*Directive*.
Go through the listing and set it down exactly, leaving out its pictures.

----------

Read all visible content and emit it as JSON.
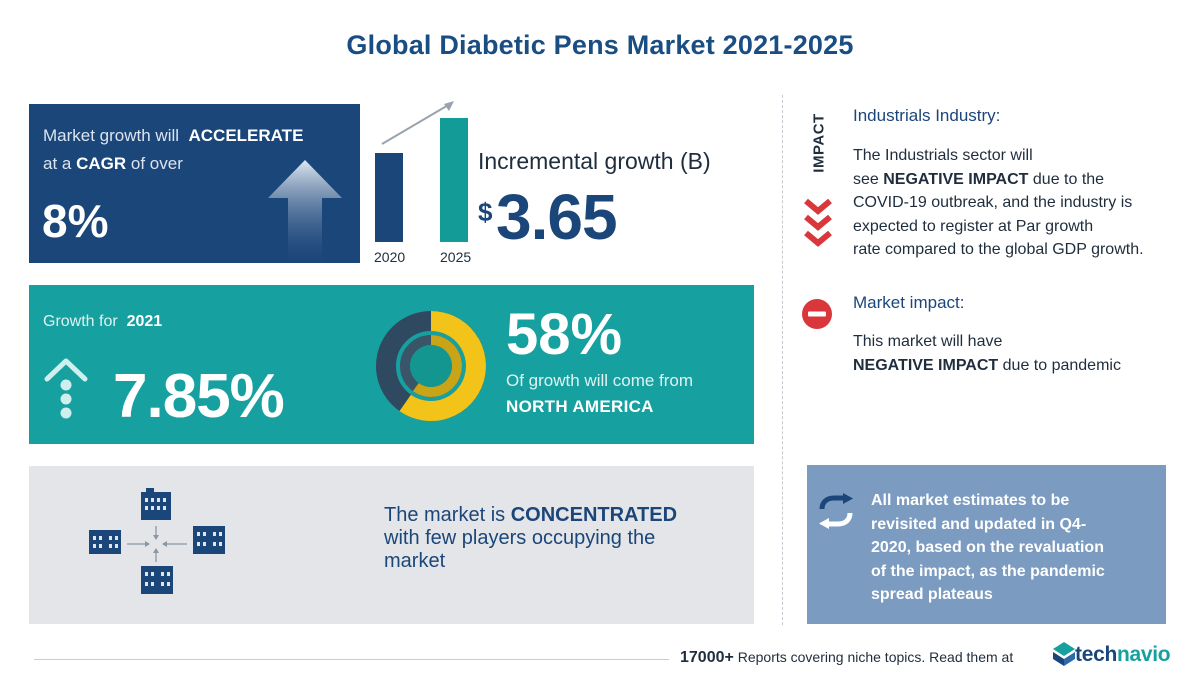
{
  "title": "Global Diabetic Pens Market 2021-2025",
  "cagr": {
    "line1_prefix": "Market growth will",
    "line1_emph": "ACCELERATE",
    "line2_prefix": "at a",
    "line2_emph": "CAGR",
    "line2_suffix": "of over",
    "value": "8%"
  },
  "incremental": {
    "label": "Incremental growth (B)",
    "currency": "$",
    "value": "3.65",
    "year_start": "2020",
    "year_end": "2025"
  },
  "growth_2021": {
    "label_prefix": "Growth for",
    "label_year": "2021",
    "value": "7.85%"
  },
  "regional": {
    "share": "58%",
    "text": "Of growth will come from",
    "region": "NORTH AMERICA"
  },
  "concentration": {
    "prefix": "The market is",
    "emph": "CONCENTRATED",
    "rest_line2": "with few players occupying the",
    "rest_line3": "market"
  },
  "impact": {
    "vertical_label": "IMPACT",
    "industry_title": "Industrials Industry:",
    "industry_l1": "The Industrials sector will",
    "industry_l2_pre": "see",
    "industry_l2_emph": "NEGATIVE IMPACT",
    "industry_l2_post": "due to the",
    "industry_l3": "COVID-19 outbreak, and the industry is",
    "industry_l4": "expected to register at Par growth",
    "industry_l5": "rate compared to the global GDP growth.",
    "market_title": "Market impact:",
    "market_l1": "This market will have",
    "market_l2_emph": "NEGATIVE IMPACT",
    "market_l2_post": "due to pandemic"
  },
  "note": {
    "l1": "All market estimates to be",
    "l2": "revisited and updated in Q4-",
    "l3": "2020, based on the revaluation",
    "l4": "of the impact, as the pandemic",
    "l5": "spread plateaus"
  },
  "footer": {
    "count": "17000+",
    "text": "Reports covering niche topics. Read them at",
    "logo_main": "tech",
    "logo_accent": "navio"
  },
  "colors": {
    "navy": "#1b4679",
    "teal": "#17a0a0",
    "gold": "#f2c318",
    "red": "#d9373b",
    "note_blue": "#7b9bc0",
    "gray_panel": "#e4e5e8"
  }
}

----------

*Solution below*.
Read all visible content and emit it as JSON.
{
  "title": "Global Diabetic Pens Market 2021-2025",
  "cagr": {
    "line1_prefix": "Market growth will",
    "line1_emph": "ACCELERATE",
    "line2_prefix": "at a",
    "line2_emph": "CAGR",
    "line2_suffix": "of over",
    "value": "8%"
  },
  "incremental": {
    "label": "Incremental growth (B)",
    "currency": "$",
    "value": "3.65",
    "year_start": "2020",
    "year_end": "2025"
  },
  "growth_2021": {
    "label_prefix": "Growth for",
    "label_year": "2021",
    "value": "7.85%"
  },
  "regional": {
    "share": "58%",
    "text": "Of growth will come from",
    "region": "NORTH AMERICA"
  },
  "concentration": {
    "prefix": "The market is",
    "emph": "CONCENTRATED",
    "rest_line2": "with few players occupying the",
    "rest_line3": "market"
  },
  "impact": {
    "vertical_label": "IMPACT",
    "industry_title": "Industrials Industry:",
    "industry_l1": "The Industrials sector will",
    "industry_l2_pre": "see",
    "industry_l2_emph": "NEGATIVE IMPACT",
    "industry_l2_post": "due to the",
    "industry_l3": "COVID-19 outbreak, and the industry is",
    "industry_l4": "expected to register at Par growth",
    "industry_l5": "rate compared to the global GDP growth.",
    "market_title": "Market impact:",
    "market_l1": "This market will have",
    "market_l2_emph": "NEGATIVE IMPACT",
    "market_l2_post": "due to pandemic"
  },
  "note": {
    "l1": "All market estimates to be",
    "l2": "revisited and updated in Q4-",
    "l3": "2020, based on the revaluation",
    "l4": "of the impact, as the pandemic",
    "l5": "spread plateaus"
  },
  "footer": {
    "count": "17000+",
    "text": "Reports covering niche topics. Read them at",
    "logo_main": "tech",
    "logo_accent": "navio"
  },
  "colors": {
    "navy": "#1b4679",
    "teal": "#17a0a0",
    "gold": "#f2c318",
    "red": "#d9373b",
    "note_blue": "#7b9bc0",
    "gray_panel": "#e4e5e8"
  }
}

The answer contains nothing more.